#### EXCERPTED RECORDS

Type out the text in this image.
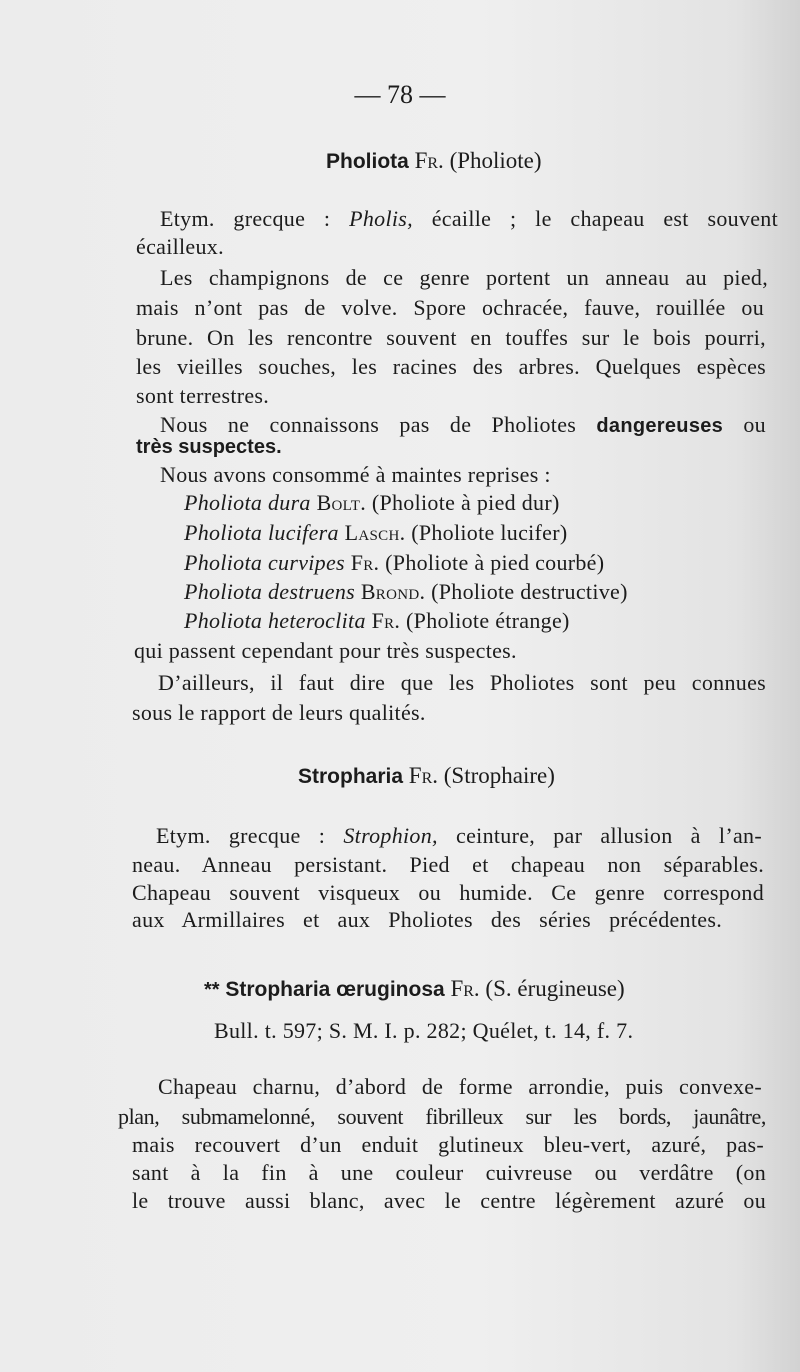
— 78 —
Pholiota Fr. (Pholiote)
Etym. grecque : Pholis, écaille ; le chapeau est souvent
écailleux.
Les champignons de ce genre portent un anneau au pied,
mais n’ont pas de volve. Spore ochracée, fauve, rouillée ou
brune. On les rencontre souvent en touffes sur le bois pourri,
les vieilles souches, les racines des arbres. Quelques espèces
sont terrestres.
Nous ne connaissons pas de Pholiotes dangereuses ou
très suspectes.
Nous avons consommé à maintes reprises :
Pholiota dura Bolt. (Pholiote à pied dur)
Pholiota lucifera Lasch. (Pholiote lucifer)
Pholiota curvipes Fr. (Pholiote à pied courbé)
Pholiota destruens Brond. (Pholiote destructive)
Pholiota heteroclita Fr. (Pholiote étrange)
qui passent cependant pour très suspectes.
D’ailleurs, il faut dire que les Pholiotes sont peu connues
sous le rapport de leurs qualités.
Stropharia Fr. (Strophaire)
Etym. grecque : Strophion, ceinture, par allusion à l’an-
neau. Anneau persistant. Pied et chapeau non séparables.
Chapeau souvent visqueux ou humide. Ce genre correspond
aux Armillaires et aux Pholiotes des séries précédentes.
** Stropharia œruginosa Fr. (S. érugineuse)
Bull. t. 597; S. M. I. p. 282; Quélet, t. 14, f. 7.
Chapeau charnu, d’abord de forme arrondie, puis convexe-
plan, submamelonné, souvent fibrilleux sur les bords, jaunâtre,
mais recouvert d’un enduit glutineux bleu-vert, azuré, pas-
sant à la fin à une couleur cuivreuse ou verdâtre (on
le trouve aussi blanc, avec le centre légèrement azuré ou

########

__THE EXERCISE__
Output each line exactly; omit every picture.

__THE RESULT__
Type out the text in this image.
— 78 —
Pholiota Fr. (Pholiote)
Etym. grecque : Pholis, écaille ; le chapeau est souvent
écailleux.
Les champignons de ce genre portent un anneau au pied,
mais n’ont pas de volve. Spore ochracée, fauve, rouillée ou
brune. On les rencontre souvent en touffes sur le bois pourri,
les vieilles souches, les racines des arbres. Quelques espèces
sont terrestres.
Nous ne connaissons pas de Pholiotes dangereuses ou
très suspectes.
Nous avons consommé à maintes reprises :
Pholiota dura Bolt. (Pholiote à pied dur)
Pholiota lucifera Lasch. (Pholiote lucifer)
Pholiota curvipes Fr. (Pholiote à pied courbé)
Pholiota destruens Brond. (Pholiote destructive)
Pholiota heteroclita Fr. (Pholiote étrange)
qui passent cependant pour très suspectes.
D’ailleurs, il faut dire que les Pholiotes sont peu connues
sous le rapport de leurs qualités.
Stropharia Fr. (Strophaire)
Etym. grecque : Strophion, ceinture, par allusion à l’an-
neau. Anneau persistant. Pied et chapeau non séparables.
Chapeau souvent visqueux ou humide. Ce genre correspond
aux Armillaires et aux Pholiotes des séries précédentes.
** Stropharia œruginosa Fr. (S. érugineuse)
Bull. t. 597; S. M. I. p. 282; Quélet, t. 14, f. 7.
Chapeau charnu, d’abord de forme arrondie, puis convexe-
plan, submamelonné, souvent fibrilleux sur les bords, jaunâtre,
mais recouvert d’un enduit glutineux bleu-vert, azuré, pas-
sant à la fin à une couleur cuivreuse ou verdâtre (on
le trouve aussi blanc, avec le centre légèrement azuré ou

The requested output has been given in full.